___ PROVIDED ENTRIES ___

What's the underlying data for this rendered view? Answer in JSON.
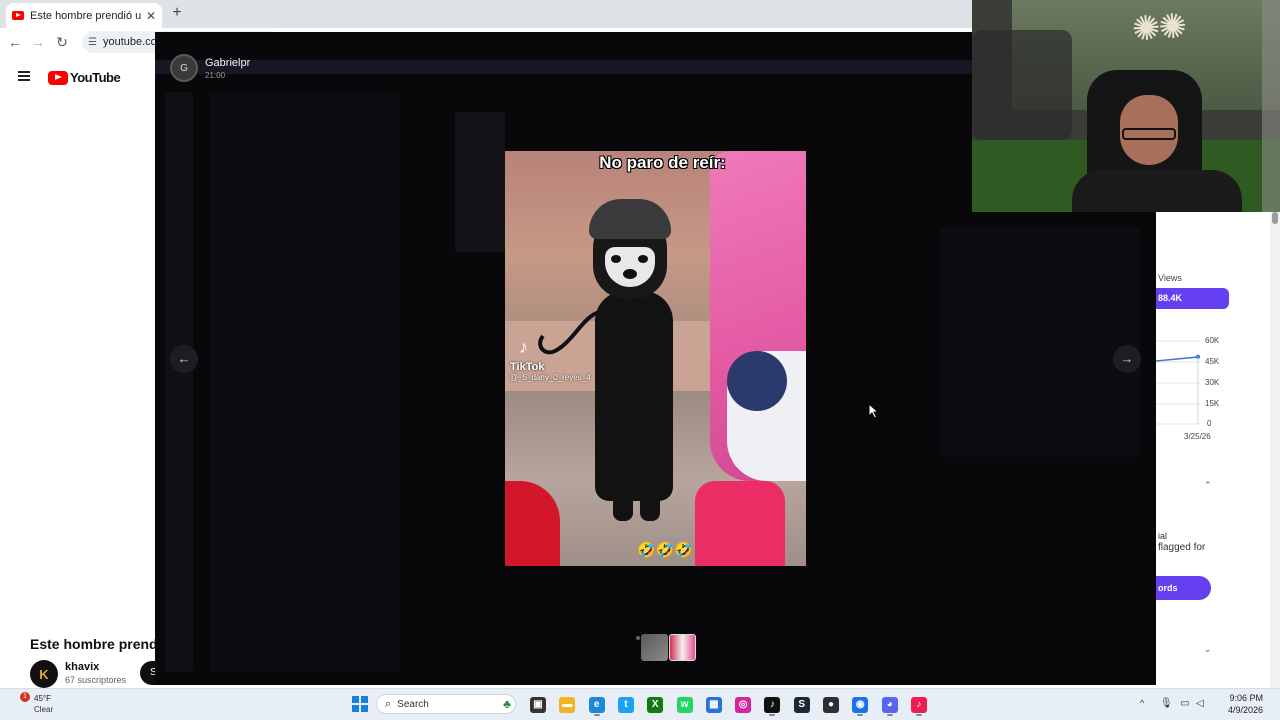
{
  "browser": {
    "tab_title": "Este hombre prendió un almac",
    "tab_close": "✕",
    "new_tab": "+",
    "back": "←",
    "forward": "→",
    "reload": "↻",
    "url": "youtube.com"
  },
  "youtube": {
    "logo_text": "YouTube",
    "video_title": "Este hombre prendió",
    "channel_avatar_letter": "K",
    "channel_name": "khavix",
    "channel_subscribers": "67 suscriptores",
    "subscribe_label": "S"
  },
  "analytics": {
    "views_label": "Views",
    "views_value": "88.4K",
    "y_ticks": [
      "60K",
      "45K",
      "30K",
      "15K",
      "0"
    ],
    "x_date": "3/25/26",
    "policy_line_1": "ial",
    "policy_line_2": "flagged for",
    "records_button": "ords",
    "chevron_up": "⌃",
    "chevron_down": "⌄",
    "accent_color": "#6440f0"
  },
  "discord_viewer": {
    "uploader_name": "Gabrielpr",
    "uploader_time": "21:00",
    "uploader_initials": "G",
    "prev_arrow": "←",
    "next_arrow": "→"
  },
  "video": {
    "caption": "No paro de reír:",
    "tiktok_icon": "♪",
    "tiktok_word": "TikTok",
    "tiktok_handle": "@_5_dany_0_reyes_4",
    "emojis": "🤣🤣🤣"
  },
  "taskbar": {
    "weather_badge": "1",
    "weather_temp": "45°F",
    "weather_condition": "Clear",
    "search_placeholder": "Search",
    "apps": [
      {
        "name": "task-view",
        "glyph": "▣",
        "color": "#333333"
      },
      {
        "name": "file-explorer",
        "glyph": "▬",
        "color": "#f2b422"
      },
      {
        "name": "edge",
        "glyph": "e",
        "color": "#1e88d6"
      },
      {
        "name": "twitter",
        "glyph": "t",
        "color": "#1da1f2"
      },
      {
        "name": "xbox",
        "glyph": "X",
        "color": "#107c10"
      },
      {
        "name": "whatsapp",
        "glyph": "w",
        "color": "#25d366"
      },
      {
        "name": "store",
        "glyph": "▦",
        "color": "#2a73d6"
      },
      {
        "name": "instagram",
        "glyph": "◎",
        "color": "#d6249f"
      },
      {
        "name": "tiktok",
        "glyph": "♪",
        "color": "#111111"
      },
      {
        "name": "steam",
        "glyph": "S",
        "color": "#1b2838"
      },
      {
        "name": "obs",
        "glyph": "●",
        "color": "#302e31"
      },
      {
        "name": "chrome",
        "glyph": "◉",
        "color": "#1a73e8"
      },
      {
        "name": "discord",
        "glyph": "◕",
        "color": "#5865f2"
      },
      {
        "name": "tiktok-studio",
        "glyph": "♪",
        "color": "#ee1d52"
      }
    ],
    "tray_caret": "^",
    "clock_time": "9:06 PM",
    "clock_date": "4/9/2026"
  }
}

___
___ PROVIDED ENTRIES ___

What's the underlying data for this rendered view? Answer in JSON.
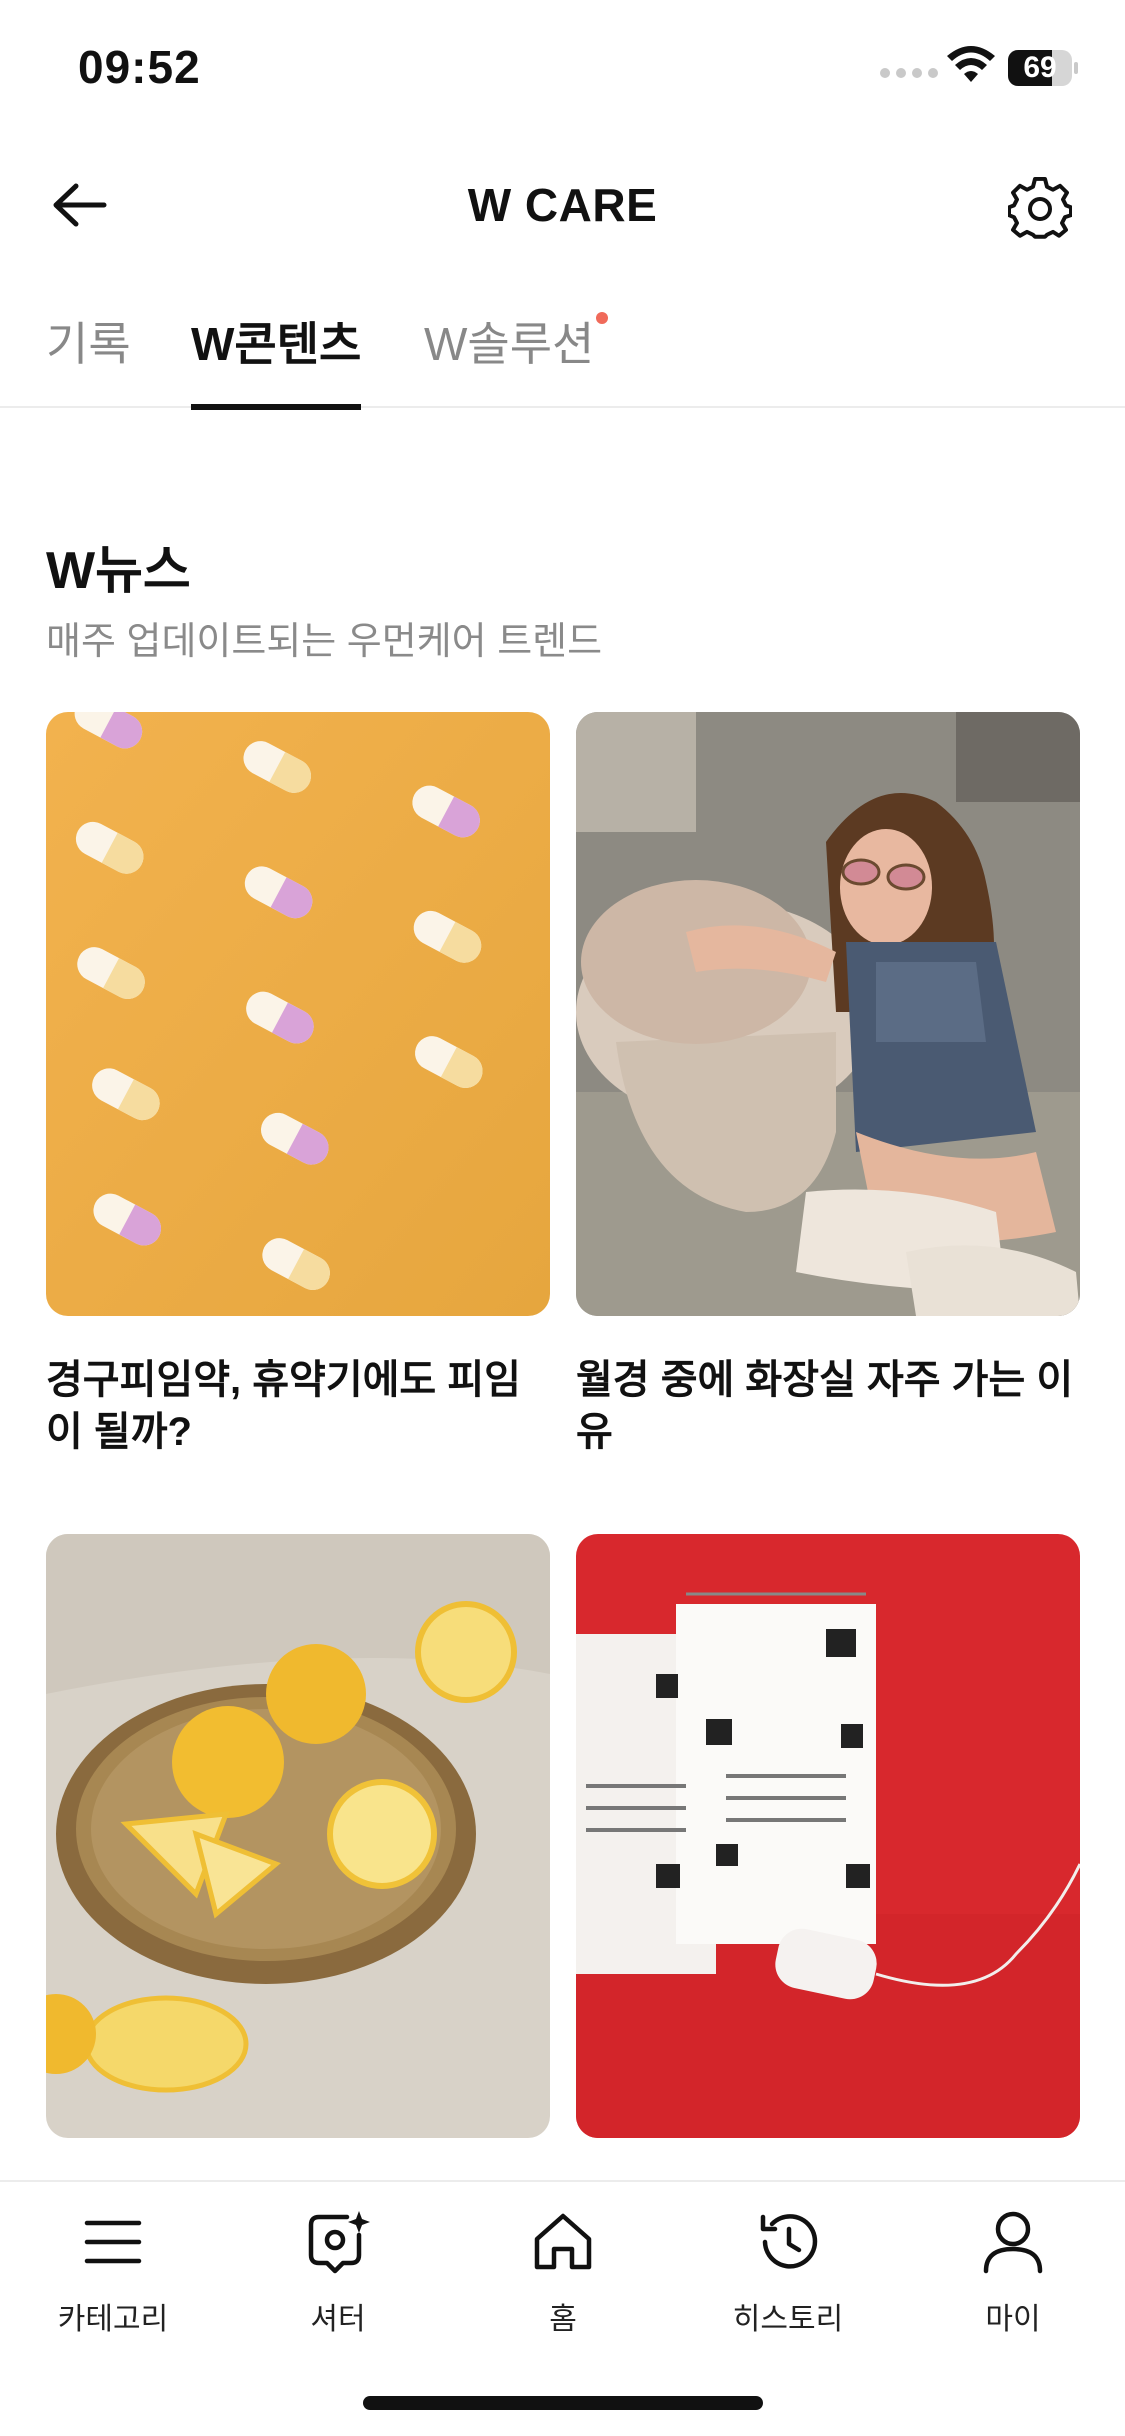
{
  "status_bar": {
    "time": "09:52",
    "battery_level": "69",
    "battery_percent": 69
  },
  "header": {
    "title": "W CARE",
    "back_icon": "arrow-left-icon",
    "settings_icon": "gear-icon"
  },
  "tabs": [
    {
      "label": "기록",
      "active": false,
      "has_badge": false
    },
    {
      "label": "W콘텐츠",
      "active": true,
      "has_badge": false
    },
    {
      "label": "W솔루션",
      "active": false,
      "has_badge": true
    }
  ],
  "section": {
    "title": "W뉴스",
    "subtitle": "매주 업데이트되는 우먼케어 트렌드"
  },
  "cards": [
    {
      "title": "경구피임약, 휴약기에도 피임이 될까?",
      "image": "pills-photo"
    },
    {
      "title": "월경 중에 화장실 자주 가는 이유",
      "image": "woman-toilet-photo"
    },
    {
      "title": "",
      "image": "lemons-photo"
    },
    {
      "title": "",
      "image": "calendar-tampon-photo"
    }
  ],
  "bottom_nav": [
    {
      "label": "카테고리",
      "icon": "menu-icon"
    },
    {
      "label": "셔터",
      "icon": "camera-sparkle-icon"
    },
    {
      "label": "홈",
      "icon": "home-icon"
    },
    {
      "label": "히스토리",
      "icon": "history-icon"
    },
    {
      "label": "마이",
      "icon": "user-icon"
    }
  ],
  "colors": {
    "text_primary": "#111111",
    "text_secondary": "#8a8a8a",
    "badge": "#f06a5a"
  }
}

___

SET TASK
Search the listing for the word "prendió". Copy every line in which it occurs.

SOLUTION TO THE EXERCISE
    "tab_title": "Este hombre prendió un almac",
    "video_title": "Este hombre prendió",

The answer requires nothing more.